Give the number of lines in this listing that contain the word "applicable", and nothing else.

Start of Data records

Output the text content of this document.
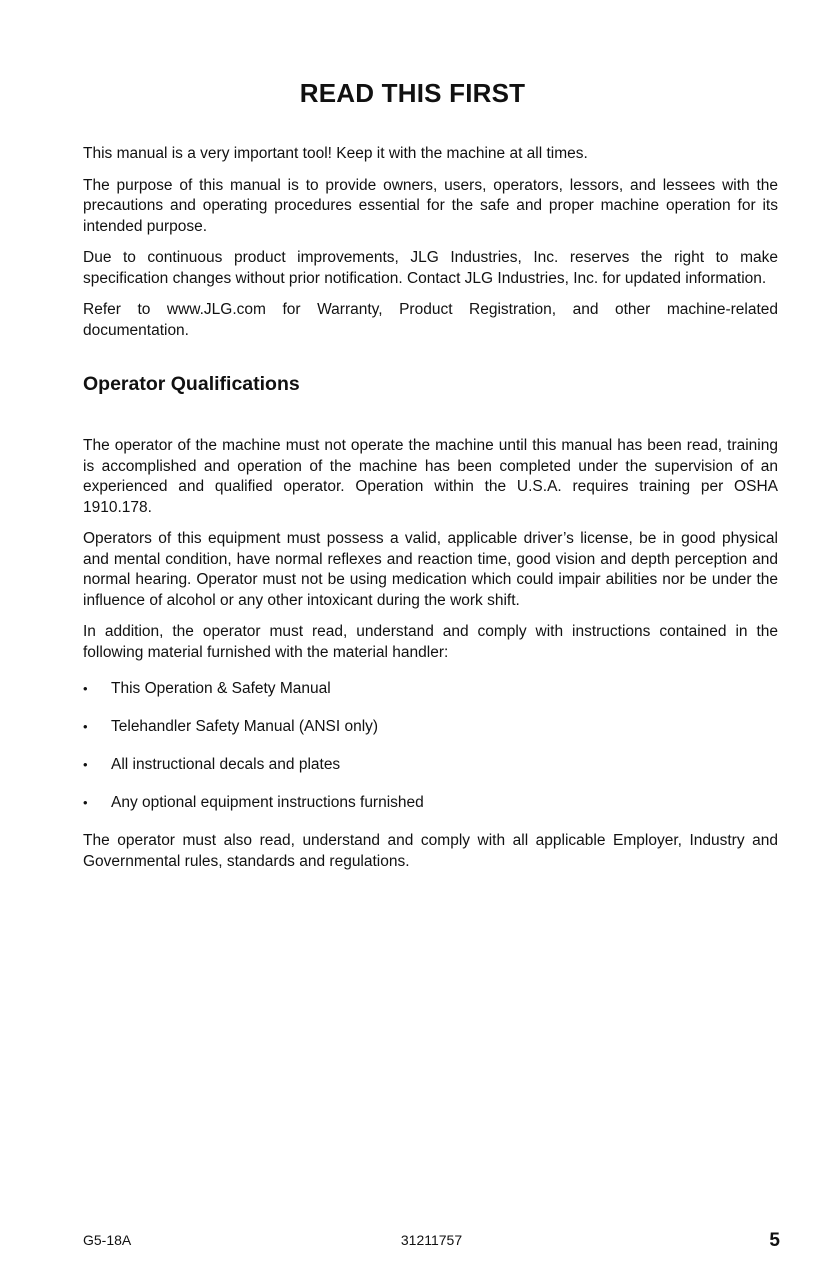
READ THIS FIRST

This manual is a very important tool! Keep it with the machine at all times.

The purpose of this manual is to provide owners, users, operators, lessors, and lessees with the precautions and operating procedures essential for the safe and proper machine operation for its intended purpose.

Due to continuous product improvements, JLG Industries, Inc. reserves the right to make specification changes without prior notification. Contact JLG Industries, Inc. for updated information.

Refer to www.JLG.com for Warranty, Product Registration, and other machine-related documentation.

Operator Qualifications

The operator of the machine must not operate the machine until this manual has been read, training is accomplished and operation of the machine has been completed under the supervision of an experienced and qualified operator. Operation within the U.S.A. requires training per OSHA 1910.178.

Operators of this equipment must possess a valid, applicable driver’s license, be in good physical and mental condition, have normal reflexes and reaction time, good vision and depth perception and normal hearing. Operator must not be using medication which could impair abilities nor be under the influence of alcohol or any other intoxicant during the work shift.

In addition, the operator must read, understand and comply with instructions contained in the following material furnished with the material handler:

• This Operation & Safety Manual
• Telehandler Safety Manual (ANSI only)
• All instructional decals and plates
• Any optional equipment instructions furnished

The operator must also read, understand and comply with all applicable Employer, Industry and Governmental rules, standards and regulations.

G5-18A	31211757	5
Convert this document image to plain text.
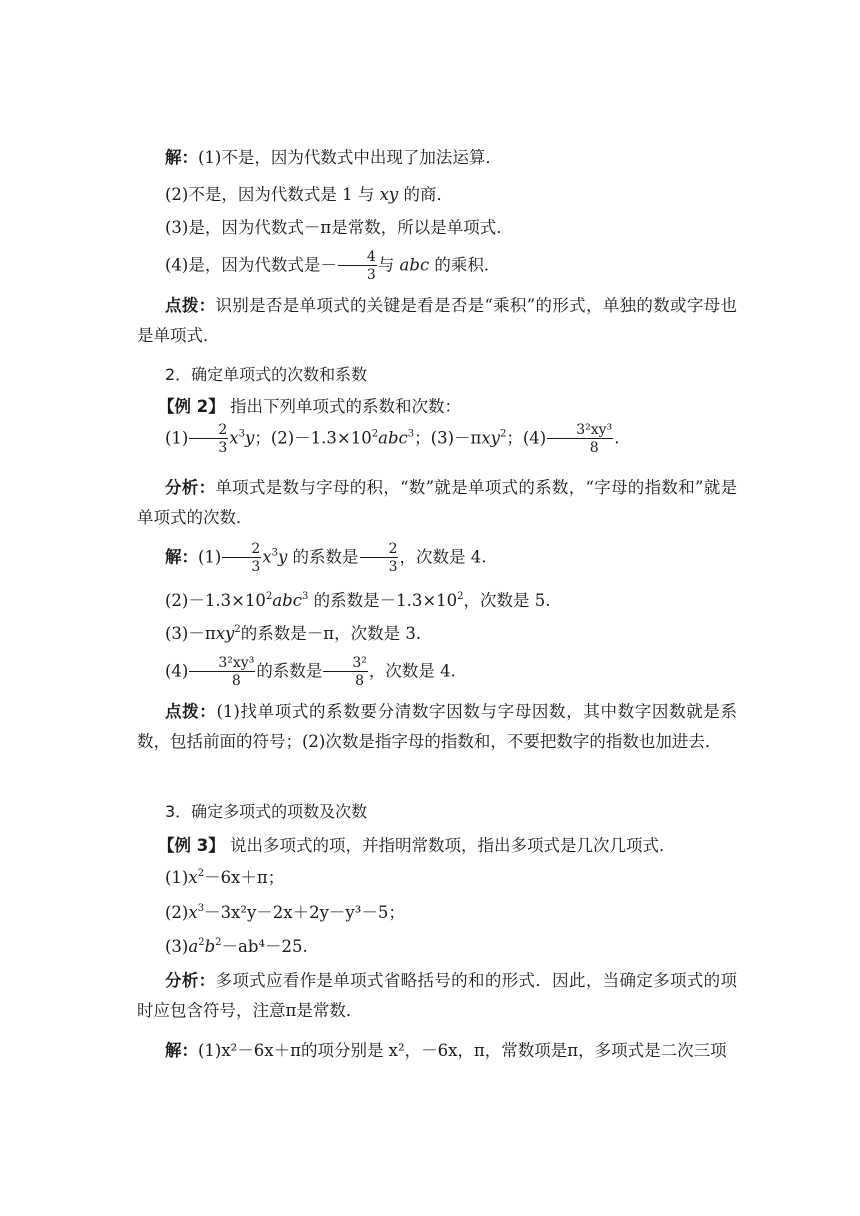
解：(1)不是，因为代数式中出现了加法运算．
(2)不是，因为代数式是 1 与 xy 的商．
(3)是，因为代数式－π是常数，所以是单项式．
(4)是，因为代数式是－ $\frac{4}{3}$ 与 abc 的乘积．
点拨：识别是否是单项式的关键是看是否是“乘积”的形式，单独的数或字母也是单项式．
2．确定单项式的次数和系数
【例 2】 指出下列单项式的系数和次数：
$(1) \frac{2}{3} x^3y$；$(2)-1.3\times 10^2abc^3$；(3)－πxy$^2$；$(4) \frac{\text{3²xy³}}{8}$ .
分析：单项式是数与字母的积，“数”就是单项式的系数，“字母的指数和”就是单项式的次数．
解：$(1) \frac{2}{3} x^3y$ 的系数是 $\frac{2}{3}$ ，次数是 4.
$(2)-1.3\times 10^2abc^3$ 的系数是$-1.3\times 10^2$，次数是 5.
(3)－πxy$^2$的系数是－π，次数是 3.
$(4) \frac{\text{3²xy³}}{8}$ 的系数是 $\frac{\text{3²}}{8}$ ，次数是 4.
点拨：(1)找单项式的系数要分清数字因数与字母因数，其中数字因数就是系数，包括前面的符号；(2)次数是指字母的指数和，不要把数字的指数也加进去．
3．确定多项式的项数及次数
【例 3】 说出多项式的项，并指明常数项，指出多项式是几次几项式．
$(1)x^2-6x+\pi$；
$(2)x^3-3x^2y-2x+2y-y^3-5$；
$(3)a^2b^2-ab^4-25$.
分析：多项式应看作是单项式省略括号的和的形式．因此，当确定多项式的项时应包含符号，注意π是常数．
解：(1)x²－6x＋π的项分别是 x²，－6x，π，常数项是π，多项式是二次三项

End of Data records

▸ **Solved problem**: 2